## DATA EXTRACT
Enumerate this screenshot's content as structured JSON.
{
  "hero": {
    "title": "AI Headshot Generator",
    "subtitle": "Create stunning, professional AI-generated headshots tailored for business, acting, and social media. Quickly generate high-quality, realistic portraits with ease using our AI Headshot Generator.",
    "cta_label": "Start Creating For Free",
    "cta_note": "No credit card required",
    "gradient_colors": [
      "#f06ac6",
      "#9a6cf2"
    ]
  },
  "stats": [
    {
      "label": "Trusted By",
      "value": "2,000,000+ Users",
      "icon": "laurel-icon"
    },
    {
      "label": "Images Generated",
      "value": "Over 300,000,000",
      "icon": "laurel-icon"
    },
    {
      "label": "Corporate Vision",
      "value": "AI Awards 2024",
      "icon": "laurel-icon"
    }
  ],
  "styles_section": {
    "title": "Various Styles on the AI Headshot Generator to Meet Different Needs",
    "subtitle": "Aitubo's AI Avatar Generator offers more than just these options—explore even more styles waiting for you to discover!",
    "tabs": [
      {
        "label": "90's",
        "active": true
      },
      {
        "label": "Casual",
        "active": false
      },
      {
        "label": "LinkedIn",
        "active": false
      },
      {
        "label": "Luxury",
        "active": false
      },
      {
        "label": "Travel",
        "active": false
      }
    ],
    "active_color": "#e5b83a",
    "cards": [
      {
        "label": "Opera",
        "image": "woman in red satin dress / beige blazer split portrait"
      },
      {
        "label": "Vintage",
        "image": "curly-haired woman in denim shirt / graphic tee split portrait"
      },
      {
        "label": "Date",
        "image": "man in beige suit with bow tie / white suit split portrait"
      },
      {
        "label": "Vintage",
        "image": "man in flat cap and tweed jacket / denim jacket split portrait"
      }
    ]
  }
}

## TASK REQUIREMENTS
Pull out every line of the records above that contains the word "Generator".

## OUTPUT
    "title": "AI Headshot Generator",
    "subtitle": "Create stunning, professional AI-generated headshots tailored for business, acting, and social media. Quickly generate high-quality, realistic portraits with ease using our AI Headshot Generator.",
    "title": "Various Styles on the AI Headshot Generator to Meet Different Needs",
    "subtitle": "Aitubo's AI Avatar Generator offers more than just these options—explore even more styles waiting for you to discover!",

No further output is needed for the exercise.